» **Given instruction**:
Work through the entries below and report how many lines include "states". The number alone is the answer.

» **Supplied information**:
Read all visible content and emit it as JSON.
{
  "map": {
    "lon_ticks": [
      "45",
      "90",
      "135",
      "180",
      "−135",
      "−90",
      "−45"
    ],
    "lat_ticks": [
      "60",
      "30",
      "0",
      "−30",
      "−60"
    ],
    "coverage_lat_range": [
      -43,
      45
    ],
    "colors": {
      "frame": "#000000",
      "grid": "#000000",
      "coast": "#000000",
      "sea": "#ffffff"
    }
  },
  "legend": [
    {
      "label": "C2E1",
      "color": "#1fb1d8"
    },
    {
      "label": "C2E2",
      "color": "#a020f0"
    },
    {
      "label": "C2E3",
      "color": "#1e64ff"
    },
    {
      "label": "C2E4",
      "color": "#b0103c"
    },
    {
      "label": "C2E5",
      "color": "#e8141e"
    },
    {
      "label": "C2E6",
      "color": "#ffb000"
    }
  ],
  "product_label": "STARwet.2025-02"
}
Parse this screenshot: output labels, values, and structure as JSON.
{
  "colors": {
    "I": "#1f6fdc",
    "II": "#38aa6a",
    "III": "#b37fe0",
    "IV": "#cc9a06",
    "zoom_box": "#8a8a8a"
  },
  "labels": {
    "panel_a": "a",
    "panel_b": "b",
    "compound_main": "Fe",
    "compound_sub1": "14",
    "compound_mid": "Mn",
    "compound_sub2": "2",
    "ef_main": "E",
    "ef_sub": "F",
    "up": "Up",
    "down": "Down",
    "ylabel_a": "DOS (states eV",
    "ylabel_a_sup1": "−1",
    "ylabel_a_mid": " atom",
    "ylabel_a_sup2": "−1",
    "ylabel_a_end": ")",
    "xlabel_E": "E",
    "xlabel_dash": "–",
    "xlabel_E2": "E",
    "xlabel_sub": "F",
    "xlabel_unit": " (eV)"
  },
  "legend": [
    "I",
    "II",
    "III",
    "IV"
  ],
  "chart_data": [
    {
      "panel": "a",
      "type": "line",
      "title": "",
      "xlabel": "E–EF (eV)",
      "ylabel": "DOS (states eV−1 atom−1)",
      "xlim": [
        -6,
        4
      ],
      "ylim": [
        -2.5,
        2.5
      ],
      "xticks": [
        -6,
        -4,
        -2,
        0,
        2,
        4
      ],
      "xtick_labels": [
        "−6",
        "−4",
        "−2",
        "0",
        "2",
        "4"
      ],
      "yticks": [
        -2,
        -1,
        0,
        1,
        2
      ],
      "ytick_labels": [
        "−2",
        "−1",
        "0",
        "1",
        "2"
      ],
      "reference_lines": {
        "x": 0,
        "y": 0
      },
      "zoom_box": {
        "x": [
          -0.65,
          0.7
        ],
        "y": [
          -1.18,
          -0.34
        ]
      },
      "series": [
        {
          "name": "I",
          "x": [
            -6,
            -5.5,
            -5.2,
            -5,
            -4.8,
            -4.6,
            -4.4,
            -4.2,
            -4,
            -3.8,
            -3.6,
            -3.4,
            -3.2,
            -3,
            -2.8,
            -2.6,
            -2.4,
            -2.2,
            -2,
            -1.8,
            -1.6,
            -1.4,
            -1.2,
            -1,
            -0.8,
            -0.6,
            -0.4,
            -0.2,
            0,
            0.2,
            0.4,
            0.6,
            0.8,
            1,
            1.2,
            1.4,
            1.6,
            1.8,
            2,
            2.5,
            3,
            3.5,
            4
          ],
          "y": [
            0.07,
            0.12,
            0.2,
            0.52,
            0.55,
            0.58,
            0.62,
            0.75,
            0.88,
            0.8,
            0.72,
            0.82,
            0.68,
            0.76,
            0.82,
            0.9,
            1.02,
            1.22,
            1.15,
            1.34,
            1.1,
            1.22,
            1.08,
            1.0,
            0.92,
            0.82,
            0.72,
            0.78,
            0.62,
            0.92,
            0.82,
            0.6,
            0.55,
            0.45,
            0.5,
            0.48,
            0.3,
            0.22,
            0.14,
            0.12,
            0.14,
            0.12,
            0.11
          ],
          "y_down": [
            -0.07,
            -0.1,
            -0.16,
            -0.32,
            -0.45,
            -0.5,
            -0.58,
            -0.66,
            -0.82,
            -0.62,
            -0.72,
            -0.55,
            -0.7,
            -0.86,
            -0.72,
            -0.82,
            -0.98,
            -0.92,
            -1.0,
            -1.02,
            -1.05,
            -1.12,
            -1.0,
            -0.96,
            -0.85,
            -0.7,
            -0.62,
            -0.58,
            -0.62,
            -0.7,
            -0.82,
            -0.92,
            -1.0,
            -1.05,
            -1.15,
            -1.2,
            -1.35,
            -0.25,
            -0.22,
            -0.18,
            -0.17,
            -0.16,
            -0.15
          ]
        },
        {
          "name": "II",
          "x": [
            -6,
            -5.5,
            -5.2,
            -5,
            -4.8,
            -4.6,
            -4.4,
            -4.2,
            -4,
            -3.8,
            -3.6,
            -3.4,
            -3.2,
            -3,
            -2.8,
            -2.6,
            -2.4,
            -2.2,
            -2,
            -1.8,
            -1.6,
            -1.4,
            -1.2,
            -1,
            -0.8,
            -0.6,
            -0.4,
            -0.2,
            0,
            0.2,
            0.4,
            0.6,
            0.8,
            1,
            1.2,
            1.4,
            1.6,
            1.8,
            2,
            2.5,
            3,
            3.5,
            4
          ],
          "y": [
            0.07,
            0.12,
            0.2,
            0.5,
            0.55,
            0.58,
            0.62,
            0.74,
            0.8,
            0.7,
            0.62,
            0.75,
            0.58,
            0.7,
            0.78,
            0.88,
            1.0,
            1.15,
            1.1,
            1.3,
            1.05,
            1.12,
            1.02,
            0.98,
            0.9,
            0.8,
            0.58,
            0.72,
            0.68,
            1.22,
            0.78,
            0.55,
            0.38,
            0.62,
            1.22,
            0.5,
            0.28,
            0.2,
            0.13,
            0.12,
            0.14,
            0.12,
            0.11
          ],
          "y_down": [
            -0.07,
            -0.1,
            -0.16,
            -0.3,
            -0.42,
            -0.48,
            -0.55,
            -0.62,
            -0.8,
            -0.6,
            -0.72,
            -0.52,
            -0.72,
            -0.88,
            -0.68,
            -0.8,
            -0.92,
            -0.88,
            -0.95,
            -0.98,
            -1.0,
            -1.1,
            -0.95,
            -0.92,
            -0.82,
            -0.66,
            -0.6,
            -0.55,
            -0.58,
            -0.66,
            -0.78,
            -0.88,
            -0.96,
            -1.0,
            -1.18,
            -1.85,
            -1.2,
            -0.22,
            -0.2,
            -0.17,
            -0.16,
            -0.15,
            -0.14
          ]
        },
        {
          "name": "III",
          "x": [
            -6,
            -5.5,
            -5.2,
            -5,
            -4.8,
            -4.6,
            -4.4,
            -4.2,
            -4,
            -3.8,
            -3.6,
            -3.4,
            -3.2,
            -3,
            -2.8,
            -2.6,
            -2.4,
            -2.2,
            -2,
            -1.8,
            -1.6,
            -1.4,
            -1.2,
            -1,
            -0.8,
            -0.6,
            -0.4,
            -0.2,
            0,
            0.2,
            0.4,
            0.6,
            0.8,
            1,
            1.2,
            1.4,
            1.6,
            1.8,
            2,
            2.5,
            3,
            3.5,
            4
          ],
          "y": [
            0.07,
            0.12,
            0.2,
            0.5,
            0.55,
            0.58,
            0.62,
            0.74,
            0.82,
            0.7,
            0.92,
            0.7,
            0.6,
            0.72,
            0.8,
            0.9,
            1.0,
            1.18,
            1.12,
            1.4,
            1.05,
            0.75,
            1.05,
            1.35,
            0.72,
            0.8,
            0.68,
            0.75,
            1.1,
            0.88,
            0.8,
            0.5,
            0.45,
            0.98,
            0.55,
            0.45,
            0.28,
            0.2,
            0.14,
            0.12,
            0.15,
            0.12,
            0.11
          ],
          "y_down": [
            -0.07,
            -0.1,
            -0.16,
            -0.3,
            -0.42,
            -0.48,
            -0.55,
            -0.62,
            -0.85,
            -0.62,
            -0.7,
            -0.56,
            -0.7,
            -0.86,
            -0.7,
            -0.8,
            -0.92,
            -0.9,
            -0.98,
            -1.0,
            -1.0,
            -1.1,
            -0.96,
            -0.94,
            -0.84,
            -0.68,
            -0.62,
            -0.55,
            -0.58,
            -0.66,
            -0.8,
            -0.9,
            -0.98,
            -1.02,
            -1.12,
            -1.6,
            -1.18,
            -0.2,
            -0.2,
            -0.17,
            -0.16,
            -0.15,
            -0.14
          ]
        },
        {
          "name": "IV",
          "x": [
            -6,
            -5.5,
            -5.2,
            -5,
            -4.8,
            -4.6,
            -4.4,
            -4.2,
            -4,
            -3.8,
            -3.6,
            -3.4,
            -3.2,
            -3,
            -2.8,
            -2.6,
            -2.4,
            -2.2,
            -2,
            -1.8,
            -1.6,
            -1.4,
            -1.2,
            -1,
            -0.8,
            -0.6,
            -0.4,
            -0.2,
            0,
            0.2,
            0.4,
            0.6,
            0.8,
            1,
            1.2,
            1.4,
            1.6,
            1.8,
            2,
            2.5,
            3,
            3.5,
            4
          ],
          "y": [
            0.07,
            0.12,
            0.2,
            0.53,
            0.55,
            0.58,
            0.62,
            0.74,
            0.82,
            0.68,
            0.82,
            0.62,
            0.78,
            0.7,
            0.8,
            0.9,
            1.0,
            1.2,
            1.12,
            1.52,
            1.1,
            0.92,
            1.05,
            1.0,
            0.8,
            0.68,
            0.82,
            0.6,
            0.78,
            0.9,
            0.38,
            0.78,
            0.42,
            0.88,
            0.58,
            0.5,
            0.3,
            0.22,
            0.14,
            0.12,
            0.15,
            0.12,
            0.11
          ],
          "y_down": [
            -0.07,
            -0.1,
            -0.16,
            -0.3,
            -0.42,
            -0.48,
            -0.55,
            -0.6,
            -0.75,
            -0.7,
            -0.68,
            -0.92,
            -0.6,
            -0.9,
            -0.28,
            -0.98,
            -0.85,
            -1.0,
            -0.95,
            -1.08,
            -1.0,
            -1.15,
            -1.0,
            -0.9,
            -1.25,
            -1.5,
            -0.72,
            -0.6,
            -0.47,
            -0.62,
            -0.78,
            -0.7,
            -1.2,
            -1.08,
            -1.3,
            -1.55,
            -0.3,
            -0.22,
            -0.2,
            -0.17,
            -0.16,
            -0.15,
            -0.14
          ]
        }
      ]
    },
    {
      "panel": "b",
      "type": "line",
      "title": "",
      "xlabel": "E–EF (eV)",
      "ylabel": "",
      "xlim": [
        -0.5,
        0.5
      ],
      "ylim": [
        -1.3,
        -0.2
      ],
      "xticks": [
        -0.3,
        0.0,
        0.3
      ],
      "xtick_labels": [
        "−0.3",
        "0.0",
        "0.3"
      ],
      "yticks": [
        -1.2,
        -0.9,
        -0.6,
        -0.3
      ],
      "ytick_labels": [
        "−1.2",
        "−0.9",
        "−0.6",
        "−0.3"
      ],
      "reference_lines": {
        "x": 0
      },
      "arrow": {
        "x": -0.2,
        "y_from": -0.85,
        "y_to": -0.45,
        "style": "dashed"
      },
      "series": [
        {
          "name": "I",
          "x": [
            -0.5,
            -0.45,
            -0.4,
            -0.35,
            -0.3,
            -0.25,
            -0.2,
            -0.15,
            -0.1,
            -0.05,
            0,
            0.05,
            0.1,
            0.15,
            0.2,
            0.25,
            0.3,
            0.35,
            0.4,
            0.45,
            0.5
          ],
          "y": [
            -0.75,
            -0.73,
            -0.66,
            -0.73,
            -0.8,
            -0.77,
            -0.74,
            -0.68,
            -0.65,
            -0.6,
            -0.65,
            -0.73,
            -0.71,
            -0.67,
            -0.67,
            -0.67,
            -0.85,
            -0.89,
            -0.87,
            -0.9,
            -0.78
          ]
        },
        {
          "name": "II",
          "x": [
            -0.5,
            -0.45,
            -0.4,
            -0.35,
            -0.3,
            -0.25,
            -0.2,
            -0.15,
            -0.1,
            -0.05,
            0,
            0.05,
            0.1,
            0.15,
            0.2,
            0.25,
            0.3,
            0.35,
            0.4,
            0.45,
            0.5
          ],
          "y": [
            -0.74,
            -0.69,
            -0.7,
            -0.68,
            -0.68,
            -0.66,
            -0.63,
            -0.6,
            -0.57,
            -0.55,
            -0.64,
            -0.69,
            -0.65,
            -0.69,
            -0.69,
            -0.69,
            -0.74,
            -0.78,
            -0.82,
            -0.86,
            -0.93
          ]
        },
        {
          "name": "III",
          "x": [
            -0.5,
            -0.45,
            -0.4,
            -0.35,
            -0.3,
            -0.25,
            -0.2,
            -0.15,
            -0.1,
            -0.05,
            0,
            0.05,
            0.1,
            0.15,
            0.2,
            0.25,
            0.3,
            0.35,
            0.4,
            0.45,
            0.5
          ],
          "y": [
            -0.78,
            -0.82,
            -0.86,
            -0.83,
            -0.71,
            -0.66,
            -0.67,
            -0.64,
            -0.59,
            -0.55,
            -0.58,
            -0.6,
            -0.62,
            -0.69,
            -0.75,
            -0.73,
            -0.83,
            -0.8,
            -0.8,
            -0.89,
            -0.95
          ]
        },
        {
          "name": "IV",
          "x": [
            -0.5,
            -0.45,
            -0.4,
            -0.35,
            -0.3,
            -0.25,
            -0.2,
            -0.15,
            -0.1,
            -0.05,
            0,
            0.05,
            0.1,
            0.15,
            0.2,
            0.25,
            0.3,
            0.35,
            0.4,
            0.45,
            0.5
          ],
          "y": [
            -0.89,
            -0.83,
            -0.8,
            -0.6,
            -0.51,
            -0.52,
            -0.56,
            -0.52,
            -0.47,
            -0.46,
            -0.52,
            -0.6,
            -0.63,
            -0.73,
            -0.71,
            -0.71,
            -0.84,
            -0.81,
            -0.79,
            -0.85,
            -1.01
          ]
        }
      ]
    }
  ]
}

» **Exercise result**:
2